* begin Given text *

Jace Browning
Jace Browning

Reputation: 12672

Pythonic way to "run X before Y if Y fails"?

I am looking for a better way to implement this sort of logic:

if not a():
    if not b():
        c()
        b()
    a()

Another form:

try:
   a()
except:
   try:
      b()
      a()
   except:
      c()
      b()
      a()

In words, "Try to run A. If we can't do A, we need to do B first. If we can't do B, we need to do C first, etc."

Upvotes: 2

Views: 127

Answers (6)

Preet Kukreti
Preet Kukreti

Reputation: 8617

Create a function like fallback_until_success(func_list), where func_list = [a, b, c]. If you have arguments, you can bind them e.g. by passing tuples of (func, *args, **kwargs).

Then you can go through the list in a while loop (including fallback-backtracking per iteration) until you get a success or hit the end of the list; if you dont get a success, return the last exception (or a list of exceptions).

* end Given text *

Task set>
**a)** From the Python fallback question, extract the passage between "Then you can" and "list of exceptions).", inclusive.
**b)** Answer these questions using the Python fallback question:
(i) What reputation is listed for Jace Browning?
(ii) How many views does the question show?
(iii) What function name does Preet Kukreti propose?

* begin Raw data *

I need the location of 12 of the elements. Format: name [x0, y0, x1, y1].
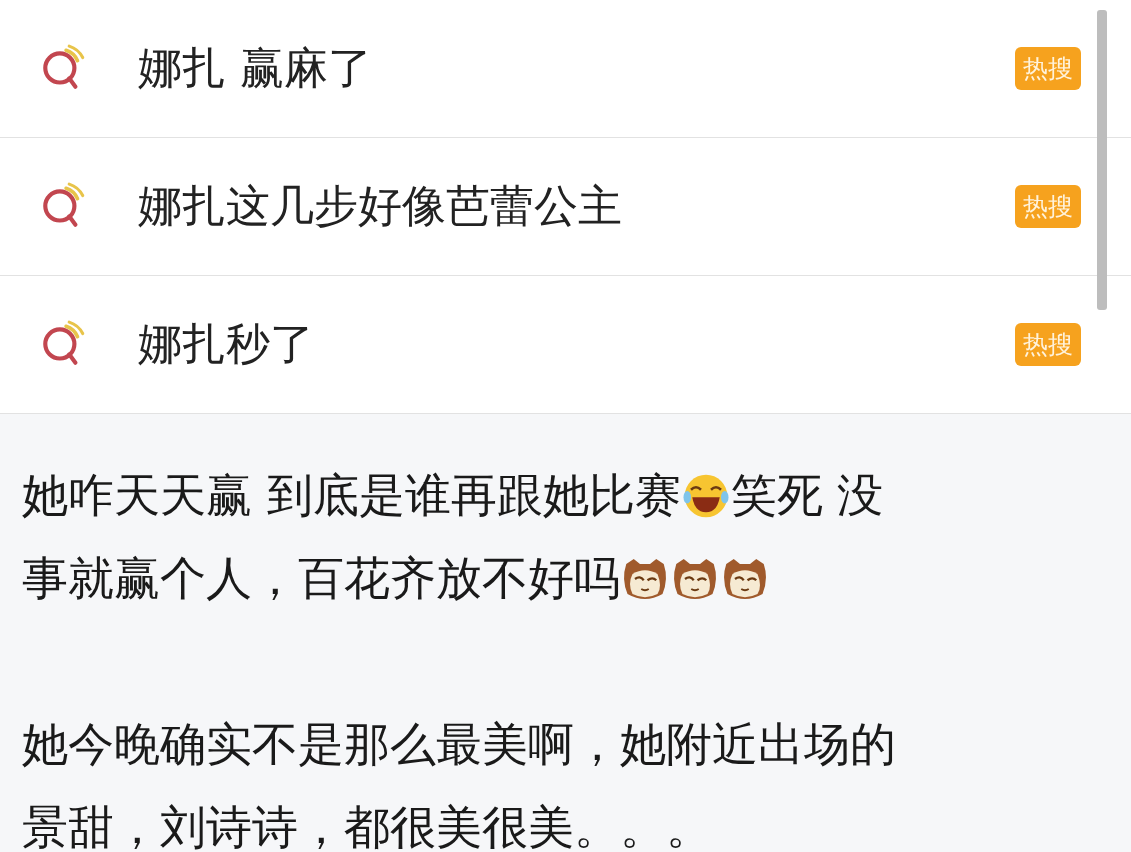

* end Raw data *

Full answers>
**a)**
Then you can go through the list in a while loop (including fallback-backtracking per iteration) until you get a success or hit the end of the list; if you dont get a success, return the last exception (or a list of exceptions).

**b)**
(i) 12672
(ii) 127
(iii) fallback_until_success(func_list)